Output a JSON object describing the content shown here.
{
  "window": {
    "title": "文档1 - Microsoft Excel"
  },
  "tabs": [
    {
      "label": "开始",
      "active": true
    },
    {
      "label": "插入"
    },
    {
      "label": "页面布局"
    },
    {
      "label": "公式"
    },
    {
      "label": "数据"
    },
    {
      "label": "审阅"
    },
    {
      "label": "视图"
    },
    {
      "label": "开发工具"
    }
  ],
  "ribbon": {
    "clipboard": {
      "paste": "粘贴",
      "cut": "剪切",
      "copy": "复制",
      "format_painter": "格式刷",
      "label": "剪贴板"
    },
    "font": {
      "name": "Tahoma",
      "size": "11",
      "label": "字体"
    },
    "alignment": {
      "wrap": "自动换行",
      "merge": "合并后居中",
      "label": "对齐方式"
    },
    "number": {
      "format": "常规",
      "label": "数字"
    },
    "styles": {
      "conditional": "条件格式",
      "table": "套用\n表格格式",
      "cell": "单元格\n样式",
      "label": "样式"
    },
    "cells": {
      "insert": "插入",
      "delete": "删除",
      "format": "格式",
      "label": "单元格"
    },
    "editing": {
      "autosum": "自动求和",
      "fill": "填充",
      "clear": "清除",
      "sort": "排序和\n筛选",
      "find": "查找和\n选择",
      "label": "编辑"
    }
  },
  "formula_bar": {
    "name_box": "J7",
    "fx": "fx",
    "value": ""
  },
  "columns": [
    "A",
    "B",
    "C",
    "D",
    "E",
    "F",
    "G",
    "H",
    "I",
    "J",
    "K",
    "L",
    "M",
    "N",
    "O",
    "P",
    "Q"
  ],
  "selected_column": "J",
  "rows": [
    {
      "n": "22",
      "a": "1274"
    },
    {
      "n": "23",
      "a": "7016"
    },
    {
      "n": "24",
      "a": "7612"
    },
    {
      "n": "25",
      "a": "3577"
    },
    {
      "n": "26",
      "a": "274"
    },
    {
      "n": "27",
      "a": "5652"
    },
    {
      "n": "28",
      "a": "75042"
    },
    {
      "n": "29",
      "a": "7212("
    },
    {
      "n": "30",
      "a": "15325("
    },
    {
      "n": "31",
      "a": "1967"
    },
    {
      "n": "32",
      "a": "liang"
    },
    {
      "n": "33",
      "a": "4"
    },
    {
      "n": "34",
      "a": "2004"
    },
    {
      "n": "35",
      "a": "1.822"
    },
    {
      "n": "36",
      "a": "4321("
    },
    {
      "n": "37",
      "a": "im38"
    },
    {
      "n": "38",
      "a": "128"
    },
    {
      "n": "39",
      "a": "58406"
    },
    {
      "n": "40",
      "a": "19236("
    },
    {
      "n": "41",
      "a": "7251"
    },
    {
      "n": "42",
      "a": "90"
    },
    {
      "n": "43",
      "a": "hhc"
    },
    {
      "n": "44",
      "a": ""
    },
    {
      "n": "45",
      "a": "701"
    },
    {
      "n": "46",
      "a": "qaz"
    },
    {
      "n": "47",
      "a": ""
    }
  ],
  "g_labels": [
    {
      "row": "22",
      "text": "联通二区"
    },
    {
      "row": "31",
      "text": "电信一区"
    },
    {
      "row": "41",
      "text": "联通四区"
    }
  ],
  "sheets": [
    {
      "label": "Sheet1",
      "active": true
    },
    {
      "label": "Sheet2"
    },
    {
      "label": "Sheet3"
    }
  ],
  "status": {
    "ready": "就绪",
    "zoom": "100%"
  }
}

■ GOAL OF THE EXERCISE
What is needed here is an exact reproduction of all the entries.

■ ANSWER TO THIS TASK
Output a JSON object describing the content shown here.
{
  "window": {
    "title": "文档1 - Microsoft Excel"
  },
  "tabs": [
    {
      "label": "开始",
      "active": true
    },
    {
      "label": "插入"
    },
    {
      "label": "页面布局"
    },
    {
      "label": "公式"
    },
    {
      "label": "数据"
    },
    {
      "label": "审阅"
    },
    {
      "label": "视图"
    },
    {
      "label": "开发工具"
    }
  ],
  "ribbon": {
    "clipboard": {
      "paste": "粘贴",
      "cut": "剪切",
      "copy": "复制",
      "format_painter": "格式刷",
      "label": "剪贴板"
    },
    "font": {
      "name": "Tahoma",
      "size": "11",
      "label": "字体"
    },
    "alignment": {
      "wrap": "自动换行",
      "merge": "合并后居中",
      "label": "对齐方式"
    },
    "number": {
      "format": "常规",
      "label": "数字"
    },
    "styles": {
      "conditional": "条件格式",
      "table": "套用\n表格格式",
      "cell": "单元格\n样式",
      "label": "样式"
    },
    "cells": {
      "insert": "插入",
      "delete": "删除",
      "format": "格式",
      "label": "单元格"
    },
    "editing": {
      "autosum": "自动求和",
      "fill": "填充",
      "clear": "清除",
      "sort": "排序和\n筛选",
      "find": "查找和\n选择",
      "label": "编辑"
    }
  },
  "formula_bar": {
    "name_box": "J7",
    "fx": "fx",
    "value": ""
  },
  "columns": [
    "A",
    "B",
    "C",
    "D",
    "E",
    "F",
    "G",
    "H",
    "I",
    "J",
    "K",
    "L",
    "M",
    "N",
    "O",
    "P",
    "Q"
  ],
  "selected_column": "J",
  "rows": [
    {
      "n": "22",
      "a": "1274"
    },
    {
      "n": "23",
      "a": "7016"
    },
    {
      "n": "24",
      "a": "7612"
    },
    {
      "n": "25",
      "a": "3577"
    },
    {
      "n": "26",
      "a": "274"
    },
    {
      "n": "27",
      "a": "5652"
    },
    {
      "n": "28",
      "a": "75042"
    },
    {
      "n": "29",
      "a": "7212("
    },
    {
      "n": "30",
      "a": "15325("
    },
    {
      "n": "31",
      "a": "1967"
    },
    {
      "n": "32",
      "a": "liang"
    },
    {
      "n": "33",
      "a": "4"
    },
    {
      "n": "34",
      "a": "2004"
    },
    {
      "n": "35",
      "a": "1.822"
    },
    {
      "n": "36",
      "a": "4321("
    },
    {
      "n": "37",
      "a": "im38"
    },
    {
      "n": "38",
      "a": "128"
    },
    {
      "n": "39",
      "a": "58406"
    },
    {
      "n": "40",
      "a": "19236("
    },
    {
      "n": "41",
      "a": "7251"
    },
    {
      "n": "42",
      "a": "90"
    },
    {
      "n": "43",
      "a": "hhc"
    },
    {
      "n": "44",
      "a": ""
    },
    {
      "n": "45",
      "a": "701"
    },
    {
      "n": "46",
      "a": "qaz"
    },
    {
      "n": "47",
      "a": ""
    }
  ],
  "g_labels": [
    {
      "row": "22",
      "text": "联通二区"
    },
    {
      "row": "31",
      "text": "电信一区"
    },
    {
      "row": "41",
      "text": "联通四区"
    }
  ],
  "sheets": [
    {
      "label": "Sheet1",
      "active": true
    },
    {
      "label": "Sheet2"
    },
    {
      "label": "Sheet3"
    }
  ],
  "status": {
    "ready": "就绪",
    "zoom": "100%"
  }
}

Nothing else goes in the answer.